▶ _DATA LISTING_:
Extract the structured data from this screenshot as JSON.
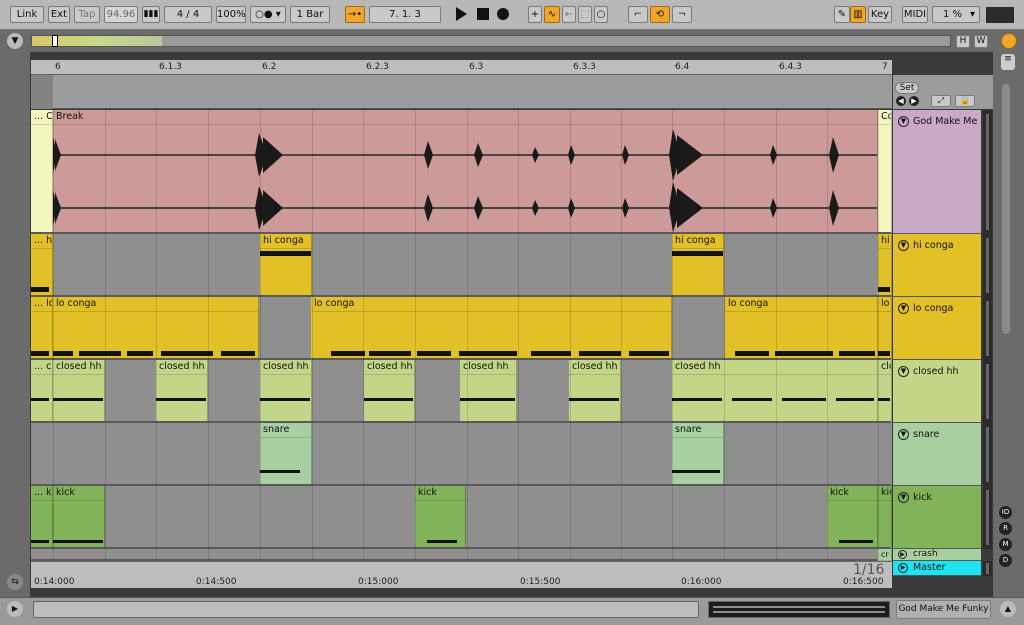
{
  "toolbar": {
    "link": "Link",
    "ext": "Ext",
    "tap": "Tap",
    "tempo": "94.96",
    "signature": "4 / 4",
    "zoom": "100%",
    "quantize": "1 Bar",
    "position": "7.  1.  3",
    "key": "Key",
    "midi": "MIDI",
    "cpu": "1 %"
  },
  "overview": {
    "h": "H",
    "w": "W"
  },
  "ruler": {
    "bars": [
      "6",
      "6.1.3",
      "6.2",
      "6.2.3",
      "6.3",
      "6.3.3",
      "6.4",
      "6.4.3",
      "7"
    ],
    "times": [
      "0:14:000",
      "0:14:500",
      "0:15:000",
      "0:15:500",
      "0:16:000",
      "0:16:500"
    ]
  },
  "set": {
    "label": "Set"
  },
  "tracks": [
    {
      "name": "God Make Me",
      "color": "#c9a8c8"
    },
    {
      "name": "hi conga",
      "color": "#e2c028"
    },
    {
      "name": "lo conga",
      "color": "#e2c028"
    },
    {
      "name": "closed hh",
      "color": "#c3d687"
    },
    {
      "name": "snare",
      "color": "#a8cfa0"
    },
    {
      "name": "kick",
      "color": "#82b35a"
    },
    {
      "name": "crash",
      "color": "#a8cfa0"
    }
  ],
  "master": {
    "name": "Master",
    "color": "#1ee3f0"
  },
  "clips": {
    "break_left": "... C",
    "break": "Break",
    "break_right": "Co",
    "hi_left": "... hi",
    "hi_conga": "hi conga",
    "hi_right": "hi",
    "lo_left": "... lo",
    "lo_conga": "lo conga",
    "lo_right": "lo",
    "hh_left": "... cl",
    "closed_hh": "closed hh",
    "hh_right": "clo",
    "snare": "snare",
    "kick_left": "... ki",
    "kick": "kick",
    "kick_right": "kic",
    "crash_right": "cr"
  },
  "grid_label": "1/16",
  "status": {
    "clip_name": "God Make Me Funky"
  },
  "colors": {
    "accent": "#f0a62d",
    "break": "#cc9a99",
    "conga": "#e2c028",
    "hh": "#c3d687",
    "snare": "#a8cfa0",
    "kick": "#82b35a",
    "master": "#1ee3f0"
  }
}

--

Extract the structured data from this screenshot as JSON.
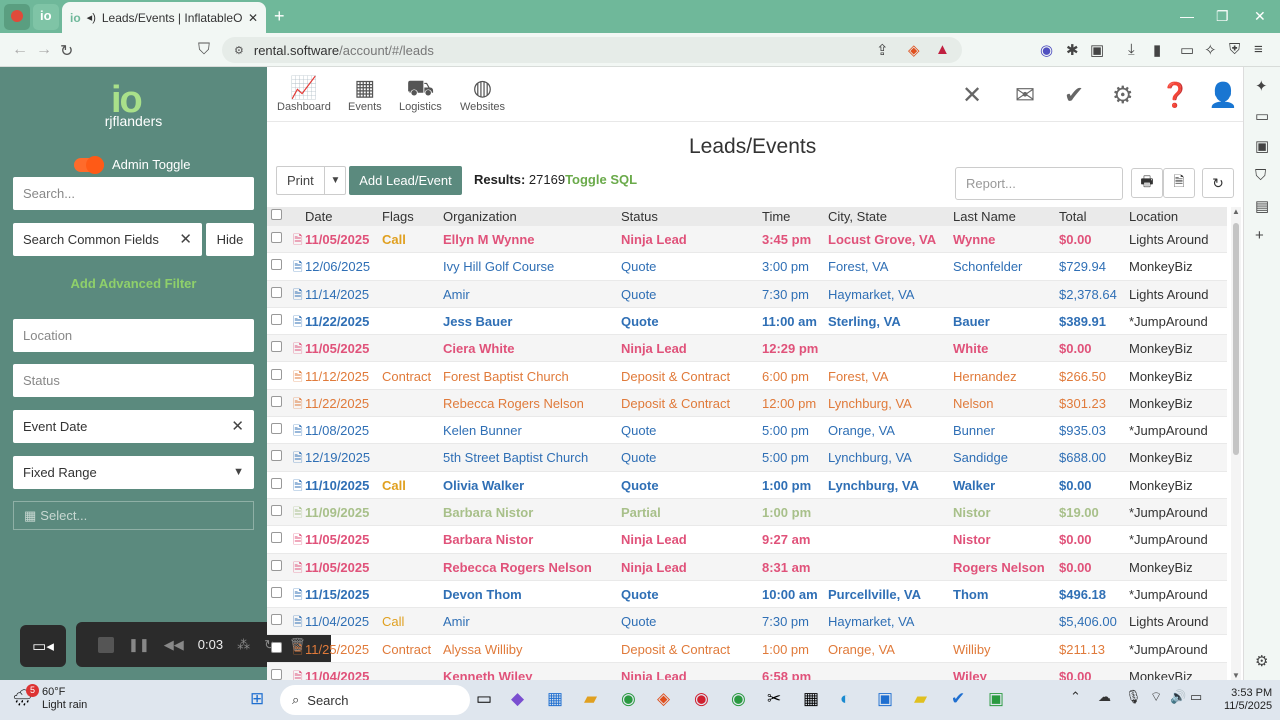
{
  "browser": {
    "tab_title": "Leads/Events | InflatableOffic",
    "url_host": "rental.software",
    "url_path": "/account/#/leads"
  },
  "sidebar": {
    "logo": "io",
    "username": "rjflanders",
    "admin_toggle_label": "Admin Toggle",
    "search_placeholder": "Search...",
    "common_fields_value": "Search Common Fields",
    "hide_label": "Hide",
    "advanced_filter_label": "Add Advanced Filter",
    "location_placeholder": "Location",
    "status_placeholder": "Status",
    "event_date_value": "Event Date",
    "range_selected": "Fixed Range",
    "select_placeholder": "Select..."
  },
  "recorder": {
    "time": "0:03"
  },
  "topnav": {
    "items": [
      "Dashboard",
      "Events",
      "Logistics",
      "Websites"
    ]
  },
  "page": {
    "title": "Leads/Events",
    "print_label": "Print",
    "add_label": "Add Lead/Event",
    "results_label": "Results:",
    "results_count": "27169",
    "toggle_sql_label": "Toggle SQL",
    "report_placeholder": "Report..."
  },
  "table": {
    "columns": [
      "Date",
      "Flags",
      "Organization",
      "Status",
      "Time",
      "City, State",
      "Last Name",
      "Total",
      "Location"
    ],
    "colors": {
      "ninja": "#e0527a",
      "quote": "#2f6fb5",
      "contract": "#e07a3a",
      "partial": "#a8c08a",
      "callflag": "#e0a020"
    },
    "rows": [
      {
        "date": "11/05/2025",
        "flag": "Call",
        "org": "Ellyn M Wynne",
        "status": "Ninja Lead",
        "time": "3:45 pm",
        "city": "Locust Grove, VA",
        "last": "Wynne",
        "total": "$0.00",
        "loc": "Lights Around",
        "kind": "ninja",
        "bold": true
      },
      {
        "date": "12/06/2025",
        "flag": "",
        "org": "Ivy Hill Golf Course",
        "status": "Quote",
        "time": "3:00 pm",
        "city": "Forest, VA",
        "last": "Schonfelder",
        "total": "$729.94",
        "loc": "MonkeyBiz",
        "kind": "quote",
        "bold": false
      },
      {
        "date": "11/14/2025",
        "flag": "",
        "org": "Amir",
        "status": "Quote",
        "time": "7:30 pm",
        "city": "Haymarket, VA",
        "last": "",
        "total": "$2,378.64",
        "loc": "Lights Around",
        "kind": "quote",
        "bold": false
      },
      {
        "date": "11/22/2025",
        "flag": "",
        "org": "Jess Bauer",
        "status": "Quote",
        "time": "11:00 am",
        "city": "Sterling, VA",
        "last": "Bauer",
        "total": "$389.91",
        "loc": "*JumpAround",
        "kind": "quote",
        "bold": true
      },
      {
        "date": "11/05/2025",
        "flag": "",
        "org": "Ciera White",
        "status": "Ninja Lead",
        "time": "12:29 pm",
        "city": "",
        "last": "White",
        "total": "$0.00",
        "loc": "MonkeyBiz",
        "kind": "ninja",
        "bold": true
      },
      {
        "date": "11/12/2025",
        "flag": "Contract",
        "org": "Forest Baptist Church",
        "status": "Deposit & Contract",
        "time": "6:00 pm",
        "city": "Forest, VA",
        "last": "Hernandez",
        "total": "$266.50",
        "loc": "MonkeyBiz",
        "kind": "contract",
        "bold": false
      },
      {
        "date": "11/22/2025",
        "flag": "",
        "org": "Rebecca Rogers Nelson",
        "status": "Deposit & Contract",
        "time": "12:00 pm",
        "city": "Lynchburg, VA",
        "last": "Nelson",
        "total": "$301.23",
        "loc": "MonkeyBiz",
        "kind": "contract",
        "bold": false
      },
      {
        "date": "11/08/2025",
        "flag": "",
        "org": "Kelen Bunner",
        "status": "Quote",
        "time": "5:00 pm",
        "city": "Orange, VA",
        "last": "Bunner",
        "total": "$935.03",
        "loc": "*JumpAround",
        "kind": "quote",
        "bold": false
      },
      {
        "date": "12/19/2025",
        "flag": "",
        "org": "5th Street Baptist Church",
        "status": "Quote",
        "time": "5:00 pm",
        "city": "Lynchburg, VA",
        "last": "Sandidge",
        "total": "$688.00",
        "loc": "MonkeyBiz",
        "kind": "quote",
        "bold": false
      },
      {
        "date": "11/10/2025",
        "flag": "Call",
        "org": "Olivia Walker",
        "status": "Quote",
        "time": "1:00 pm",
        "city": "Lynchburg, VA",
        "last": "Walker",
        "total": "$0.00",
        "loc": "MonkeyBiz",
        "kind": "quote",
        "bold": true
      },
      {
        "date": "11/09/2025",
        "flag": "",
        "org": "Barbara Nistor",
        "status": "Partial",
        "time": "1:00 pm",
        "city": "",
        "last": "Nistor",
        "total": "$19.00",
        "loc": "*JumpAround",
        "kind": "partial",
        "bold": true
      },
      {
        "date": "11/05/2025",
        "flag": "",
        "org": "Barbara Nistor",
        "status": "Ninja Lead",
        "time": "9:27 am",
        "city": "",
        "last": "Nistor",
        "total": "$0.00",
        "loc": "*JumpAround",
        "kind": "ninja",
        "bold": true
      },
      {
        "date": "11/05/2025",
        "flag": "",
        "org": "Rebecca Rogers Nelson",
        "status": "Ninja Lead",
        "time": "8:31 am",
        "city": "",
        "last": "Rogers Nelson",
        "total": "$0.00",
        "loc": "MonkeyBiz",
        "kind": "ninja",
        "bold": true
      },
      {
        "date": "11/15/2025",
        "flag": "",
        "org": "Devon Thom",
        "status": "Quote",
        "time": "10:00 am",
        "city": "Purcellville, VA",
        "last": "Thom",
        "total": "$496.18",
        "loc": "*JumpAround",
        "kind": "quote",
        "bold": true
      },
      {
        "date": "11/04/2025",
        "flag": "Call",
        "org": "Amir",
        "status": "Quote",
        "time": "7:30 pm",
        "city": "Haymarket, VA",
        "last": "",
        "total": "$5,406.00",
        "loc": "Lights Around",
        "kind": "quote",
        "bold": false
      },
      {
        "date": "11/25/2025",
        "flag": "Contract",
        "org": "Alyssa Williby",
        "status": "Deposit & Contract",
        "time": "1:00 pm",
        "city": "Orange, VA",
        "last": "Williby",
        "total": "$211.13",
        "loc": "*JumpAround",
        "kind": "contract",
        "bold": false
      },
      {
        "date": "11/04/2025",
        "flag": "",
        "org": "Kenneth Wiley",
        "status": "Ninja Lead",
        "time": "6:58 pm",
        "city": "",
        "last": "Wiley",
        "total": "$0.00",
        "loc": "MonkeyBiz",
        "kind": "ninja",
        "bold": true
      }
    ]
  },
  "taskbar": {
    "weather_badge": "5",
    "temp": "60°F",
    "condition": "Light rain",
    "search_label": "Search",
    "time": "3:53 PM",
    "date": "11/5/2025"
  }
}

▶ _EXERCISE PROMPT_: Only lines holding the string "Search" are wanted; gather each one from the entries above.

▶ _RESULT FOR THIS TASK_:
    "search_placeholder": "Search...",
    "common_fields_value": "Search Common Fields",
    "search_label": "Search",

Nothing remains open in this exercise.